Return the listing word for word, as given.

#### Records shown ####

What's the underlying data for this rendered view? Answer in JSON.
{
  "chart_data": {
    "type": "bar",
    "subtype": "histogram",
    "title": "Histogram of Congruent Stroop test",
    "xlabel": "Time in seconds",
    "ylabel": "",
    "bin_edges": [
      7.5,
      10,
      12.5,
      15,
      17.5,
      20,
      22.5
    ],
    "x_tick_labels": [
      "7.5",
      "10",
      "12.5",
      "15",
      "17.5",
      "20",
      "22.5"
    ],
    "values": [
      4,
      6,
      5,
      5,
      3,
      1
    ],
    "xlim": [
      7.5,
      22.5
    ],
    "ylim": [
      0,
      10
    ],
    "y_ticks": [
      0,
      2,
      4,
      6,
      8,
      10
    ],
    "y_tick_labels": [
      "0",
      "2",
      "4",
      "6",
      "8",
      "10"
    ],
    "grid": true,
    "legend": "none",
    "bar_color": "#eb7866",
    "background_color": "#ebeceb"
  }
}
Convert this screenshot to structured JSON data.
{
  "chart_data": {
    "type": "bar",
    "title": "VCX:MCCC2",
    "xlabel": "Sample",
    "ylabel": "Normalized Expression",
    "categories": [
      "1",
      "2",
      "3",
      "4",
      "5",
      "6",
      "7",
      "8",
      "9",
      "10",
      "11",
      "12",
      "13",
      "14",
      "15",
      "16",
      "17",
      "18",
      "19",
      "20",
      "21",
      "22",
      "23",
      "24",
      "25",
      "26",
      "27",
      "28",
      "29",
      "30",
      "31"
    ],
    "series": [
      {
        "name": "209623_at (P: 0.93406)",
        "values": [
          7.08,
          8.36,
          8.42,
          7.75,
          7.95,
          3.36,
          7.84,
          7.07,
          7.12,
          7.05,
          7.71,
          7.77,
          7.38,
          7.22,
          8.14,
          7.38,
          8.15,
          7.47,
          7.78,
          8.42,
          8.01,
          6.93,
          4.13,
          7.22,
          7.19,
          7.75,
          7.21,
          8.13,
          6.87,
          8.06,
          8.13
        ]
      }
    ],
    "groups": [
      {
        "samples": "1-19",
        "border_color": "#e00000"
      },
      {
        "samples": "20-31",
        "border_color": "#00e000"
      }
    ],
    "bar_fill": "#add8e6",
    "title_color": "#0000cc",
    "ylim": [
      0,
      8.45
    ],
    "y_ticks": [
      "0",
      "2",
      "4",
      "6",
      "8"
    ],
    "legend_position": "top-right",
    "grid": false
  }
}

####

(Answer to this problem)
What's the underlying data for this rendered view? Answer in JSON.
{
  "chart_data": {
    "type": "bar",
    "subtype": "histogram",
    "title": "Histogram of Congruent Stroop test",
    "xlabel": "Time in seconds",
    "ylabel": "",
    "bin_edges": [
      7.5,
      10,
      12.5,
      15,
      17.5,
      20,
      22.5
    ],
    "x_tick_labels": [
      "7.5",
      "10",
      "12.5",
      "15",
      "17.5",
      "20",
      "22.5"
    ],
    "values": [
      4,
      6,
      5,
      5,
      3,
      1
    ],
    "xlim": [
      7.5,
      22.5
    ],
    "ylim": [
      0,
      10
    ],
    "y_ticks": [
      0,
      2,
      4,
      6,
      8,
      10
    ],
    "y_tick_labels": [
      "0",
      "2",
      "4",
      "6",
      "8",
      "10"
    ],
    "grid": true,
    "legend": "none",
    "bar_color": "#eb7866",
    "background_color": "#ebeceb"
  }
}
Convert this screenshot to structured JSON data.
{
  "chart_data": {
    "type": "bar",
    "title": "VCX:MCCC2",
    "xlabel": "Sample",
    "ylabel": "Normalized Expression",
    "categories": [
      "1",
      "2",
      "3",
      "4",
      "5",
      "6",
      "7",
      "8",
      "9",
      "10",
      "11",
      "12",
      "13",
      "14",
      "15",
      "16",
      "17",
      "18",
      "19",
      "20",
      "21",
      "22",
      "23",
      "24",
      "25",
      "26",
      "27",
      "28",
      "29",
      "30",
      "31"
    ],
    "series": [
      {
        "name": "209623_at (P: 0.93406)",
        "values": [
          7.08,
          8.36,
          8.42,
          7.75,
          7.95,
          3.36,
          7.84,
          7.07,
          7.12,
          7.05,
          7.71,
          7.77,
          7.38,
          7.22,
          8.14,
          7.38,
          8.15,
          7.47,
          7.78,
          8.42,
          8.01,
          6.93,
          4.13,
          7.22,
          7.19,
          7.75,
          7.21,
          8.13,
          6.87,
          8.06,
          8.13
        ]
      }
    ],
    "groups": [
      {
        "samples": "1-19",
        "border_color": "#e00000"
      },
      {
        "samples": "20-31",
        "border_color": "#00e000"
      }
    ],
    "bar_fill": "#add8e6",
    "title_color": "#0000cc",
    "ylim": [
      0,
      8.45
    ],
    "y_ticks": [
      "0",
      "2",
      "4",
      "6",
      "8"
    ],
    "legend_position": "top-right",
    "grid": false
  }
}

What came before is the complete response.